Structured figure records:
========================================================================
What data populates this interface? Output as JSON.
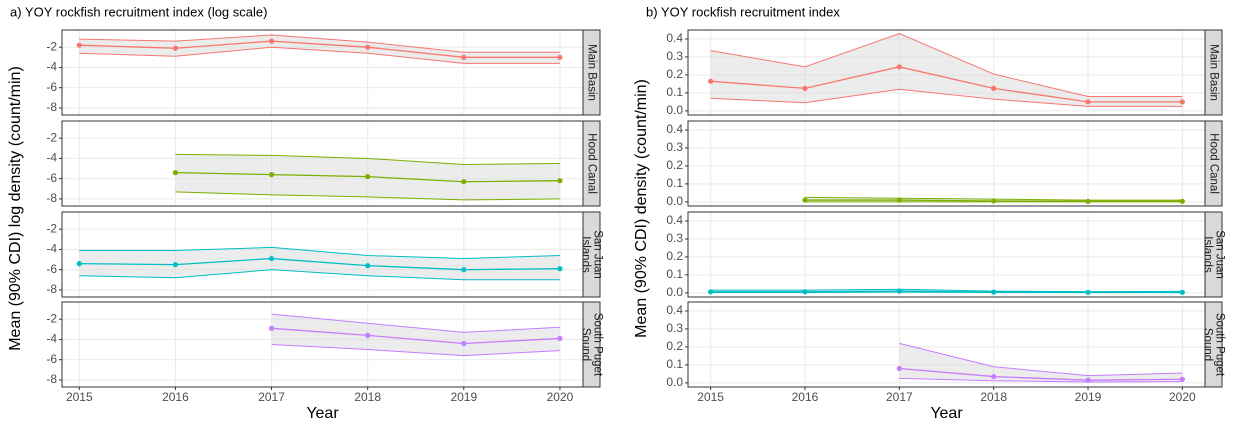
{
  "chart_data": [
    {
      "type": "line",
      "title": "a) YOY rockfish recruitment index (log scale)",
      "x_label": "Year",
      "y_label": "Mean (90% CDI) log density (count/min)",
      "x": [
        2015,
        2016,
        2017,
        2018,
        2019,
        2020
      ],
      "xlim": [
        2014.82,
        2020.24
      ],
      "xticks": [
        2015,
        2016,
        2017,
        2018,
        2019,
        2020
      ],
      "ylim": [
        -8.7,
        -0.3
      ],
      "yticks": [
        -8,
        -6,
        -4,
        -2
      ],
      "grid": true,
      "facets": [
        {
          "label": [
            "Main Basin"
          ],
          "color": "#f8766d",
          "mean": [
            -1.8,
            -2.1,
            -1.4,
            -2.0,
            -3.0,
            -3.0
          ],
          "upper": [
            -1.2,
            -1.4,
            -0.8,
            -1.5,
            -2.5,
            -2.5
          ],
          "lower": [
            -2.6,
            -2.9,
            -2.0,
            -2.6,
            -3.6,
            -3.6
          ]
        },
        {
          "label": [
            "Hood Canal"
          ],
          "color": "#7cae00",
          "mean": [
            null,
            -5.4,
            -5.6,
            -5.8,
            -6.3,
            -6.2
          ],
          "upper": [
            null,
            -3.6,
            -3.7,
            -4.0,
            -4.6,
            -4.5
          ],
          "lower": [
            null,
            -7.3,
            -7.6,
            -7.8,
            -8.1,
            -8.0
          ]
        },
        {
          "label": [
            "San Juan",
            "Islands"
          ],
          "color": "#00bfc4",
          "mean": [
            -5.4,
            -5.5,
            -4.9,
            -5.6,
            -6.0,
            -5.9
          ],
          "upper": [
            -4.1,
            -4.1,
            -3.8,
            -4.6,
            -4.9,
            -4.6
          ],
          "lower": [
            -6.6,
            -6.8,
            -6.0,
            -6.6,
            -7.0,
            -7.0
          ]
        },
        {
          "label": [
            "South Puget",
            "Sound"
          ],
          "color": "#c77cff",
          "mean": [
            null,
            null,
            -2.9,
            -3.6,
            -4.4,
            -3.9
          ],
          "upper": [
            null,
            null,
            -1.5,
            -2.4,
            -3.3,
            -2.8
          ],
          "lower": [
            null,
            null,
            -4.5,
            -5.0,
            -5.6,
            -5.1
          ]
        }
      ]
    },
    {
      "type": "line",
      "title": "b) YOY rockfish recruitment index",
      "x_label": "Year",
      "y_label": "Mean (90% CDI) density (count/min)",
      "x": [
        2015,
        2016,
        2017,
        2018,
        2019,
        2020
      ],
      "xlim": [
        2014.76,
        2020.24
      ],
      "xticks": [
        2015,
        2016,
        2017,
        2018,
        2019,
        2020
      ],
      "ylim": [
        -0.023,
        0.45
      ],
      "yticks": [
        {
          "value": 0,
          "label": "0.0"
        },
        0.1,
        0.2,
        0.3,
        0.4
      ],
      "grid": true,
      "facets": [
        {
          "label": [
            "Main Basin"
          ],
          "color": "#f8766d",
          "mean": [
            0.165,
            0.125,
            0.245,
            0.125,
            0.05,
            0.05
          ],
          "upper": [
            0.335,
            0.245,
            0.43,
            0.205,
            0.08,
            0.08
          ],
          "lower": [
            0.07,
            0.045,
            0.12,
            0.065,
            0.025,
            0.025
          ]
        },
        {
          "label": [
            "Hood Canal"
          ],
          "color": "#7cae00",
          "mean": [
            null,
            0.01,
            0.01,
            0.005,
            0.003,
            0.003
          ],
          "upper": [
            null,
            0.025,
            0.02,
            0.015,
            0.01,
            0.01
          ],
          "lower": [
            null,
            0.0,
            0.0,
            0.0,
            0.0,
            0.0
          ]
        },
        {
          "label": [
            "San Juan",
            "Islands"
          ],
          "color": "#00bfc4",
          "mean": [
            0.006,
            0.006,
            0.01,
            0.004,
            0.003,
            0.003
          ],
          "upper": [
            0.015,
            0.015,
            0.02,
            0.01,
            0.007,
            0.008
          ],
          "lower": [
            0.002,
            0.002,
            0.004,
            0.002,
            0.001,
            0.001
          ]
        },
        {
          "label": [
            "South Puget",
            "Sound"
          ],
          "color": "#c77cff",
          "mean": [
            null,
            null,
            0.08,
            0.035,
            0.015,
            0.02
          ],
          "upper": [
            null,
            null,
            0.22,
            0.09,
            0.04,
            0.055
          ],
          "lower": [
            null,
            null,
            0.025,
            0.012,
            0.005,
            0.007
          ]
        }
      ]
    }
  ]
}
========================================================================
Prompt:
From the listing above, copy every line that includes the word "recruitment".

Exercise response:
      "title": "a) YOY rockfish recruitment index (log scale)",
      "title": "b) YOY rockfish recruitment index",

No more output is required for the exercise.